(Records contained in a dataset)
§
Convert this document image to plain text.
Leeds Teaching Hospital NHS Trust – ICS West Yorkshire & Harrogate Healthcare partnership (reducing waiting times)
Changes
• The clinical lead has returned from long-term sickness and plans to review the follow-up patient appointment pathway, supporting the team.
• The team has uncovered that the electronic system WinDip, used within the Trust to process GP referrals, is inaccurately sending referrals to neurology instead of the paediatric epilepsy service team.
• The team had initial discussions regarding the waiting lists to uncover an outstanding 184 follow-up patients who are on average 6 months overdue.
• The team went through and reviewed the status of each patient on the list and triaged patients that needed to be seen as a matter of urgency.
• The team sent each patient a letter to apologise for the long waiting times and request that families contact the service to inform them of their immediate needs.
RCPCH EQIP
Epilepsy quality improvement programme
§
What to do:
The expected output is every record, repeated exactly.

Problem solution:
Convert this document image to plain text.
Leeds Teaching Hospital NHS Trust – ICS West Yorkshire & Harrogate Healthcare partnership (reducing waiting times)
Changes
• The clinical lead has returned from long-term sickness and plans to review the follow-up patient appointment pathway, supporting the team.
• The team has uncovered that the electronic system WinDip, used within the Trust to process GP referrals, is inaccurately sending referrals to neurology instead of the paediatric epilepsy service team.
• The team had initial discussions regarding the waiting lists to uncover an outstanding 184 follow-up patients who are on average 6 months overdue.
• The team went through and reviewed the status of each patient on the list and triaged patients that needed to be seen as a matter of urgency.
• The team sent each patient a letter to apologise for the long waiting times and request that families contact the service to inform them of their immediate needs.
RCPCH EQIP
Epilepsy quality improvement programme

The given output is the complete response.